*Task details*: Write out each line word for word. Drop pictures.

*Data entries*:
════

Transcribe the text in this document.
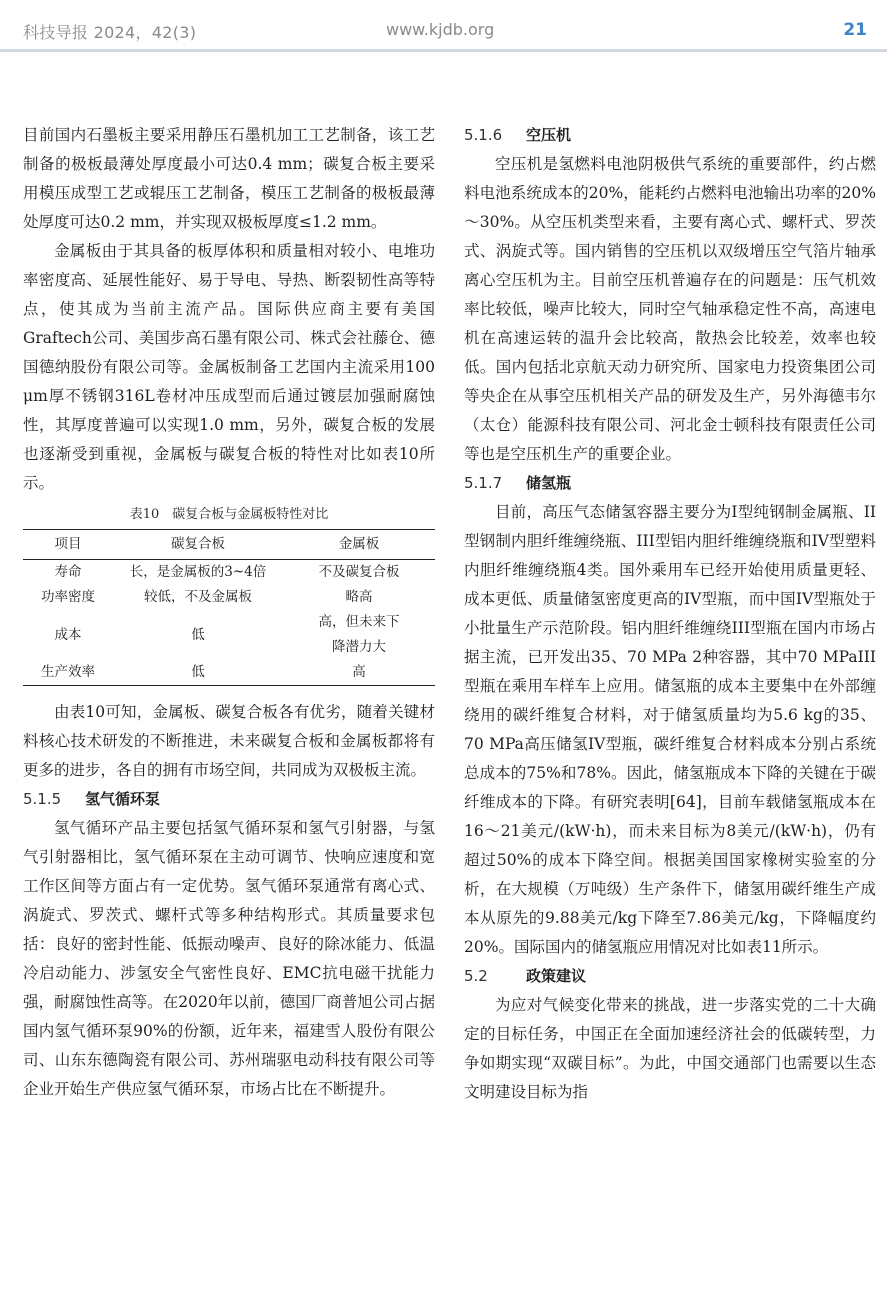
科技导报 2024，42(3)	www.kjdb.org	21

目前国内石墨板主要采用静压石墨机加工工艺制备，该工艺制备的极板最薄处厚度最小可达0.4 mm；碳复合板主要采用模压成型工艺或辊压工艺制备，模压工艺制备的极板最薄处厚度可达0.2 mm，并实现双极板厚度≤1.2 mm。

金属板由于其具备的板厚体积和质量相对较小、电堆功率密度高、延展性能好、易于导电、导热、断裂韧性高等特点，使其成为当前主流产品。国际供应商主要有美国Graftech公司、美国步高石墨有限公司、株式会社藤仓、德国德纳股份有限公司等。金属板制备工艺国内主流采用100 μm厚不锈钢316L卷材冲压成型而后通过镀层加强耐腐蚀性，其厚度普遍可以实现1.0 mm，另外，碳复合板的发展也逐渐受到重视，金属板与碳复合板的特性对比如表10所示。

表10　碳复合板与金属板特性对比
项目	碳复合板	金属板
寿命	长，是金属板的3~4倍	不及碳复合板
功率密度	较低，不及金属板	略高
成本	低	高，但未来下降潜力大
生产效率	低	高

由表10可知，金属板、碳复合板各有优劣，随着关键材料核心技术研发的不断推进，未来碳复合板和金属板都将有更多的进步，各自的拥有市场空间，共同成为双极板主流。

5.1.5 氢气循环泵

氢气循环产品主要包括氢气循环泵和氢气引射器，与氢气引射器相比，氢气循环泵在主动可调节、快响应速度和宽工作区间等方面占有一定优势。氢气循环泵通常有离心式、涡旋式、罗茨式、螺杆式等多种结构形式。其质量要求包括：良好的密封性能、低振动噪声、良好的除冰能力、低温冷启动能力、涉氢安全气密性良好、EMC抗电磁干扰能力强，耐腐蚀性高等。在2020年以前，德国厂商普旭公司占据国内氢气循环泵90%的份额，近年来，福建雪人股份有限公司、山东东德陶瓷有限公司、苏州瑞驱电动科技有限公司等企业开始生产供应氢气循环泵，市场占比在不断提升。

5.1.6 空压机

空压机是氢燃料电池阴极供气系统的重要部件，约占燃料电池系统成本的20%，能耗约占燃料电池输出功率的20%～30%。从空压机类型来看，主要有离心式、螺杆式、罗茨式、涡旋式等。国内销售的空压机以双级增压空气箔片轴承离心空压机为主。目前空压机普遍存在的问题是：压气机效率比较低，噪声比较大，同时空气轴承稳定性不高，高速电机在高速运转的温升会比较高，散热会比较差，效率也较低。国内包括北京航天动力研究所、国家电力投资集团公司等央企在从事空压机相关产品的研发及生产，另外海德韦尔（太仓）能源科技有限公司、河北金士顿科技有限责任公司等也是空压机生产的重要企业。

5.1.7 储氢瓶

目前，高压气态储氢容器主要分为I型纯钢制金属瓶、II型钢制内胆纤维缠绕瓶、III型铝内胆纤维缠绕瓶和IV型塑料内胆纤维缠绕瓶4类。国外乘用车已经开始使用质量更轻、成本更低、质量储氢密度更高的IV型瓶，而中国IV型瓶处于小批量生产示范阶段。铝内胆纤维缠绕III型瓶在国内市场占据主流，已开发出35、70 MPa 2种容器，其中70 MPaIII型瓶在乘用车样车上应用。储氢瓶的成本主要集中在外部缠绕用的碳纤维复合材料，对于储氢质量均为5.6 kg的35、70 MPa高压储氢IV型瓶，碳纤维复合材料成本分别占系统总成本的75%和78%。因此，储氢瓶成本下降的关键在于碳纤维成本的下降。有研究表明[64]，目前车载储氢瓶成本在16～21美元/(kW·h)，而未来目标为8美元/(kW·h)，仍有超过50%的成本下降空间。根据美国国家橡树实验室的分析，在大规模（万吨级）生产条件下，储氢用碳纤维生产成本从原先的9.88美元/kg下降至7.86美元/kg，下降幅度约20%。国际国内的储氢瓶应用情况对比如表11所示。

5.2	政策建议

为应对气候变化带来的挑战，进一步落实党的二十大确定的目标任务，中国正在全面加速经济社会的低碳转型，力争如期实现“双碳目标”。为此，中国交通部门也需要以生态文明建设目标为指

════

*Answer to this exercise*:
Transcribe the text in this document.
科技导报 2024，42(3)	www.kjdb.org	21

目前国内石墨板主要采用静压石墨机加工工艺制备，该工艺制备的极板最薄处厚度最小可达0.4 mm；碳复合板主要采用模压成型工艺或辊压工艺制备，模压工艺制备的极板最薄处厚度可达0.2 mm，并实现双极板厚度≤1.2 mm。

金属板由于其具备的板厚体积和质量相对较小、电堆功率密度高、延展性能好、易于导电、导热、断裂韧性高等特点，使其成为当前主流产品。国际供应商主要有美国Graftech公司、美国步高石墨有限公司、株式会社藤仓、德国德纳股份有限公司等。金属板制备工艺国内主流采用100 μm厚不锈钢316L卷材冲压成型而后通过镀层加强耐腐蚀性，其厚度普遍可以实现1.0 mm，另外，碳复合板的发展也逐渐受到重视，金属板与碳复合板的特性对比如表10所示。

表10　碳复合板与金属板特性对比
项目	碳复合板	金属板
寿命	长，是金属板的3~4倍	不及碳复合板
功率密度	较低，不及金属板	略高
成本	低	高，但未来下降潜力大
生产效率	低	高

由表10可知，金属板、碳复合板各有优劣，随着关键材料核心技术研发的不断推进，未来碳复合板和金属板都将有更多的进步，各自的拥有市场空间，共同成为双极板主流。

5.1.5 氢气循环泵

氢气循环产品主要包括氢气循环泵和氢气引射器，与氢气引射器相比，氢气循环泵在主动可调节、快响应速度和宽工作区间等方面占有一定优势。氢气循环泵通常有离心式、涡旋式、罗茨式、螺杆式等多种结构形式。其质量要求包括：良好的密封性能、低振动噪声、良好的除冰能力、低温冷启动能力、涉氢安全气密性良好、EMC抗电磁干扰能力强，耐腐蚀性高等。在2020年以前，德国厂商普旭公司占据国内氢气循环泵90%的份额，近年来，福建雪人股份有限公司、山东东德陶瓷有限公司、苏州瑞驱电动科技有限公司等企业开始生产供应氢气循环泵，市场占比在不断提升。

5.1.6 空压机

空压机是氢燃料电池阴极供气系统的重要部件，约占燃料电池系统成本的20%，能耗约占燃料电池输出功率的20%～30%。从空压机类型来看，主要有离心式、螺杆式、罗茨式、涡旋式等。国内销售的空压机以双级增压空气箔片轴承离心空压机为主。目前空压机普遍存在的问题是：压气机效率比较低，噪声比较大，同时空气轴承稳定性不高，高速电机在高速运转的温升会比较高，散热会比较差，效率也较低。国内包括北京航天动力研究所、国家电力投资集团公司等央企在从事空压机相关产品的研发及生产，另外海德韦尔（太仓）能源科技有限公司、河北金士顿科技有限责任公司等也是空压机生产的重要企业。

5.1.7 储氢瓶

目前，高压气态储氢容器主要分为I型纯钢制金属瓶、II型钢制内胆纤维缠绕瓶、III型铝内胆纤维缠绕瓶和IV型塑料内胆纤维缠绕瓶4类。国外乘用车已经开始使用质量更轻、成本更低、质量储氢密度更高的IV型瓶，而中国IV型瓶处于小批量生产示范阶段。铝内胆纤维缠绕III型瓶在国内市场占据主流，已开发出35、70 MPa 2种容器，其中70 MPaIII型瓶在乘用车样车上应用。储氢瓶的成本主要集中在外部缠绕用的碳纤维复合材料，对于储氢质量均为5.6 kg的35、70 MPa高压储氢IV型瓶，碳纤维复合材料成本分别占系统总成本的75%和78%。因此，储氢瓶成本下降的关键在于碳纤维成本的下降。有研究表明[64]，目前车载储氢瓶成本在16～21美元/(kW·h)，而未来目标为8美元/(kW·h)，仍有超过50%的成本下降空间。根据美国国家橡树实验室的分析，在大规模（万吨级）生产条件下，储氢用碳纤维生产成本从原先的9.88美元/kg下降至7.86美元/kg，下降幅度约20%。国际国内的储氢瓶应用情况对比如表11所示。

5.2	政策建议

为应对气候变化带来的挑战，进一步落实党的二十大确定的目标任务，中国正在全面加速经济社会的低碳转型，力争如期实现“双碳目标”。为此，中国交通部门也需要以生态文明建设目标为指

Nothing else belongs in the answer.